# [Exercise directions]
Can you find the lines of the listing that include "object" and copy every one?

── Source records ──

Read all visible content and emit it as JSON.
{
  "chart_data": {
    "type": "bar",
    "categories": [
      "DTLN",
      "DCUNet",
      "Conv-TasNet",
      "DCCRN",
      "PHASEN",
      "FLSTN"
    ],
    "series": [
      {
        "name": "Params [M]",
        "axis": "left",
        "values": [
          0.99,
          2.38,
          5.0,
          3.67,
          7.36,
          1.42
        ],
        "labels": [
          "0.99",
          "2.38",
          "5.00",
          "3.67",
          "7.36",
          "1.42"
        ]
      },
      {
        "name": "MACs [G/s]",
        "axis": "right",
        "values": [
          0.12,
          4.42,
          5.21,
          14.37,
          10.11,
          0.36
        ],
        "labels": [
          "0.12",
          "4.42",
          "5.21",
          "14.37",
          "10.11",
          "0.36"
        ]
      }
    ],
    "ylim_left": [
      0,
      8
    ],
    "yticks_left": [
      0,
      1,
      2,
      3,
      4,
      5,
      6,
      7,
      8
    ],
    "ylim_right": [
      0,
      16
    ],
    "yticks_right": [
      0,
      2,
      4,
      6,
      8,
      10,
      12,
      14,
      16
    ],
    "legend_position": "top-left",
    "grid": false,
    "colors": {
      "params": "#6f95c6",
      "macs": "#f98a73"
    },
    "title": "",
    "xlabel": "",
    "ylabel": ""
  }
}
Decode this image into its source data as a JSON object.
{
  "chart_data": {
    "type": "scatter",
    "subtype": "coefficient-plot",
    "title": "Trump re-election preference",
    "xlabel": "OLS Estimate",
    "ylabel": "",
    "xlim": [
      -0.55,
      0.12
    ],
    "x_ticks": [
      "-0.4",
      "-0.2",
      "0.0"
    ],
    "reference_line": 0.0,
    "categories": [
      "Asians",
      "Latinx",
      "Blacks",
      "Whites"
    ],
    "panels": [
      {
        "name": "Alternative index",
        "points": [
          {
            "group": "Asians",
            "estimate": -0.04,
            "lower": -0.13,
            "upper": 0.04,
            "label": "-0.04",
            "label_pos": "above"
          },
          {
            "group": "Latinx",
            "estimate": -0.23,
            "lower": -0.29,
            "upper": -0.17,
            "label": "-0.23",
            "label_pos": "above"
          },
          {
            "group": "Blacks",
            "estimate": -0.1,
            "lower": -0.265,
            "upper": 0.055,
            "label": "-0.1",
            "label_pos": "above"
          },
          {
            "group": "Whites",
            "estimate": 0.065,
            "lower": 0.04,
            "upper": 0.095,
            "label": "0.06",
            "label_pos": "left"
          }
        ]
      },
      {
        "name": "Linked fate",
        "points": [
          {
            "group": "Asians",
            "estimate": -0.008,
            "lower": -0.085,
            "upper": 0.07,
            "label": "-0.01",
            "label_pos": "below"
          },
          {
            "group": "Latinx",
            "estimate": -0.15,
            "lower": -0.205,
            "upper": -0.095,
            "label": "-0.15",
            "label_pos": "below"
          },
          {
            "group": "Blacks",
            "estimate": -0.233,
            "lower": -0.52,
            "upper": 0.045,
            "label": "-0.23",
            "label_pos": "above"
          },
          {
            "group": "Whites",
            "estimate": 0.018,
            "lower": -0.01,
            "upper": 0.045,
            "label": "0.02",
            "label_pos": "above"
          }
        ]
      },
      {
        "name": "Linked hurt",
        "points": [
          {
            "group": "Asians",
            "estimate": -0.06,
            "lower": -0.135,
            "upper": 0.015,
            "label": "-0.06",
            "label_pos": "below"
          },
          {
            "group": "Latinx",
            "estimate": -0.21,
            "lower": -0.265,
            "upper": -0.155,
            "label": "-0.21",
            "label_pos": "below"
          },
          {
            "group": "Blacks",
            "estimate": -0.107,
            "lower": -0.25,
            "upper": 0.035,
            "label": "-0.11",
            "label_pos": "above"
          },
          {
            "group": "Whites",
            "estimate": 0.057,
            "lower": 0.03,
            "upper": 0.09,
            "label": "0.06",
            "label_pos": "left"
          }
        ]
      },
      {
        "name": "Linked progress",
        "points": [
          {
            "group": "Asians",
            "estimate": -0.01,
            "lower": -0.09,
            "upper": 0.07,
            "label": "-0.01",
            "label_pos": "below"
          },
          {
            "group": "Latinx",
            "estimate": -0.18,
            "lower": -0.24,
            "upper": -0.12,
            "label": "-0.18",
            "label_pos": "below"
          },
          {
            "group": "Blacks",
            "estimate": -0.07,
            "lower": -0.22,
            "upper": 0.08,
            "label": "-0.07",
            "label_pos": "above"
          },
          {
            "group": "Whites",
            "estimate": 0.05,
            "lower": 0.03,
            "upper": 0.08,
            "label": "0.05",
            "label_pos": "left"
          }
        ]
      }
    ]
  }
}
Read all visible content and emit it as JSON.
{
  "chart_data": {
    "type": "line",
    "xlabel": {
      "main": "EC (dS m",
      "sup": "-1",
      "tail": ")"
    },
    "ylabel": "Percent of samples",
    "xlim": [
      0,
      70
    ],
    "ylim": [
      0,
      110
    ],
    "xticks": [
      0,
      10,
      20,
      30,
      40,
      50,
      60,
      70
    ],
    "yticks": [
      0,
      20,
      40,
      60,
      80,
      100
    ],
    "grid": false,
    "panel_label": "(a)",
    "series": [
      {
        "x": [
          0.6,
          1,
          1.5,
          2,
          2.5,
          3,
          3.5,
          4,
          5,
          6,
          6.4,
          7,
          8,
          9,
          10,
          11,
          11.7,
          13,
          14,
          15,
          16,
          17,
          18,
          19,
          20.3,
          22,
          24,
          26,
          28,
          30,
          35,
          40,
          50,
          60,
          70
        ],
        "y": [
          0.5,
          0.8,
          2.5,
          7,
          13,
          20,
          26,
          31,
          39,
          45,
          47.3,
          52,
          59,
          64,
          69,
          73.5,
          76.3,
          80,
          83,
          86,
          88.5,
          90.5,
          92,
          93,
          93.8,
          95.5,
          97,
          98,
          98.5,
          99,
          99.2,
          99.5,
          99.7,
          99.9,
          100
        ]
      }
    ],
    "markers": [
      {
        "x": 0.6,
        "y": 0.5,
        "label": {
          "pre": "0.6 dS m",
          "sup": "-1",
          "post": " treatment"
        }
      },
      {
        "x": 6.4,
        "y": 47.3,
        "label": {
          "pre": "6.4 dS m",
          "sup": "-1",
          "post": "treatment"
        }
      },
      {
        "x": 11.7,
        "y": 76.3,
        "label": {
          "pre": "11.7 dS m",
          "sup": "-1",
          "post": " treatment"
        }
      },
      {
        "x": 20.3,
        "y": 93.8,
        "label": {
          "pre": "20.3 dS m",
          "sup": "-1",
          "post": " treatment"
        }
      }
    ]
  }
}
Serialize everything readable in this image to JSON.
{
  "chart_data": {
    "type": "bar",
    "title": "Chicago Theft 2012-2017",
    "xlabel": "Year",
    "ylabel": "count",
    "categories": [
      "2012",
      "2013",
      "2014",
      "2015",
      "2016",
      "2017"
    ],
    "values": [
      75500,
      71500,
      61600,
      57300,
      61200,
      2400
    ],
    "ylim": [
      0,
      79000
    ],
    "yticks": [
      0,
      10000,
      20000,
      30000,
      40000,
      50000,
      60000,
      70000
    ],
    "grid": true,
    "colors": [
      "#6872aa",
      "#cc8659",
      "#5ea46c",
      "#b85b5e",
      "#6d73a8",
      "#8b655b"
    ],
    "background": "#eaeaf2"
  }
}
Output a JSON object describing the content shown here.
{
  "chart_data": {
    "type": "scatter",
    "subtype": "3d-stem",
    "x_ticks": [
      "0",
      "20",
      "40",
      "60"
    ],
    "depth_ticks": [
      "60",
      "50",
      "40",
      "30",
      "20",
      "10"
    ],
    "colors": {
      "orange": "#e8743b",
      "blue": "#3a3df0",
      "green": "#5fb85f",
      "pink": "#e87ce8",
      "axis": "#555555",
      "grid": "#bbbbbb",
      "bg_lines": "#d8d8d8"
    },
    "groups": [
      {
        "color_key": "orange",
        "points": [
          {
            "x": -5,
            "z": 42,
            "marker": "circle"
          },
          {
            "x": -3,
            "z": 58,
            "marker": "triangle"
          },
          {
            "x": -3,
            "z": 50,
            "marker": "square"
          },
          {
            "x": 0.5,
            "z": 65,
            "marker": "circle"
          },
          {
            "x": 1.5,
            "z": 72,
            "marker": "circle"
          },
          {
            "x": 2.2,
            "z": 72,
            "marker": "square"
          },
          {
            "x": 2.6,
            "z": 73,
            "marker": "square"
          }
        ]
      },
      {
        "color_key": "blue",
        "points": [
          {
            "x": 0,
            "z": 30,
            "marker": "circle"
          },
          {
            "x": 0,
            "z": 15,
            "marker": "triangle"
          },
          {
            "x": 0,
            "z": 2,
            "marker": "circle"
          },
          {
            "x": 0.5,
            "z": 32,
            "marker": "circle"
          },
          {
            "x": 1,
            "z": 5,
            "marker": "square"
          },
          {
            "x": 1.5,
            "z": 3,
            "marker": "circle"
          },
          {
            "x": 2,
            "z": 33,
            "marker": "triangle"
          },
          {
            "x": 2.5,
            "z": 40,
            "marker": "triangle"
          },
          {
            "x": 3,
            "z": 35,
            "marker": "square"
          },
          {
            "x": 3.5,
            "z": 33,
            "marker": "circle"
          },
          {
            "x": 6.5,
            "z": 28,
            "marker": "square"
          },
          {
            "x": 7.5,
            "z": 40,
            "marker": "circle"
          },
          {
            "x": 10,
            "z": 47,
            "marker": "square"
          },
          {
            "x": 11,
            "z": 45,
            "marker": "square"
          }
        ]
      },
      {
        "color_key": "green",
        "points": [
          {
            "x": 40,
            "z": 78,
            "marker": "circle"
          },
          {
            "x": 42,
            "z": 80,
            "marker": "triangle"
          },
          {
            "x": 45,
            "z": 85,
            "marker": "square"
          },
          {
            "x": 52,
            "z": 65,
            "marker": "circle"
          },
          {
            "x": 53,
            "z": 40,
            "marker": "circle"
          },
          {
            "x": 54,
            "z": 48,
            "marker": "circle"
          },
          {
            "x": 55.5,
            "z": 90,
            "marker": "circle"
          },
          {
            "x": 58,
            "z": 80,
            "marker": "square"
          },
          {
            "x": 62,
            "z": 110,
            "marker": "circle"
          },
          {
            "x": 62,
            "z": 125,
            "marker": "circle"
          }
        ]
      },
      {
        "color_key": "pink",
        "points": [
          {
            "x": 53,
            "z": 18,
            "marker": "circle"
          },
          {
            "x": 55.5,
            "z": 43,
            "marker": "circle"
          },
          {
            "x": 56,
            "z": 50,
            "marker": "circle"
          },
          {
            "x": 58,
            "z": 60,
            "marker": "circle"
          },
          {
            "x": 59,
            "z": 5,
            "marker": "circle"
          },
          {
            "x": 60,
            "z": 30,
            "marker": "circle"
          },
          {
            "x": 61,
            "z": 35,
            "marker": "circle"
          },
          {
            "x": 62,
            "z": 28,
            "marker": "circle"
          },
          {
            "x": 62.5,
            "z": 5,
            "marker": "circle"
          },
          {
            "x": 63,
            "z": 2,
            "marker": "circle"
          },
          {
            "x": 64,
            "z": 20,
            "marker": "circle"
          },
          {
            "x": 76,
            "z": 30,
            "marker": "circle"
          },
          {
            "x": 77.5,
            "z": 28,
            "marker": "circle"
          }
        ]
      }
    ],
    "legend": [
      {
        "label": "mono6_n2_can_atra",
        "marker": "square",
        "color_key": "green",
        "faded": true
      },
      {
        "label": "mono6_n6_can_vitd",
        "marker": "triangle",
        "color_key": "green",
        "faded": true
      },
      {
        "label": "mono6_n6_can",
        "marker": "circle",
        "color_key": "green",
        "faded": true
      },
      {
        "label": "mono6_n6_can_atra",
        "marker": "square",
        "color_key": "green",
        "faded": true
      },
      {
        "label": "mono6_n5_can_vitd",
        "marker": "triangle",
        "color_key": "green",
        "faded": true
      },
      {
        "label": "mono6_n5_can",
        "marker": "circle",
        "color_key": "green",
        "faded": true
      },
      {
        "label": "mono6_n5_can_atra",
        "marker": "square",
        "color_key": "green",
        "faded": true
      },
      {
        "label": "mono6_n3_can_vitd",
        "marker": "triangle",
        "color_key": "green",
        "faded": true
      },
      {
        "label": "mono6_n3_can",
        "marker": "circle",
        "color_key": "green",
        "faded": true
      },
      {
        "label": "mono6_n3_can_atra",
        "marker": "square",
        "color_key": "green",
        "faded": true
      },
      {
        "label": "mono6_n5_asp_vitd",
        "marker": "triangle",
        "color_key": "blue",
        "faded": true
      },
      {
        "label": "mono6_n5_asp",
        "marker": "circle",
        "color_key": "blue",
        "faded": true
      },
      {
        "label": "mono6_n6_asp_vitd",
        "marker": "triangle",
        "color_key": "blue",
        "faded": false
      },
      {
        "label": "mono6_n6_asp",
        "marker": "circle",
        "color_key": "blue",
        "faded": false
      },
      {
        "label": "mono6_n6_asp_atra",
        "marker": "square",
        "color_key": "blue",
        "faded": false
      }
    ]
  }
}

───

# [Complete response]
Decode this image into its source data as a JSON object.
Output a JSON object describing the content shown here.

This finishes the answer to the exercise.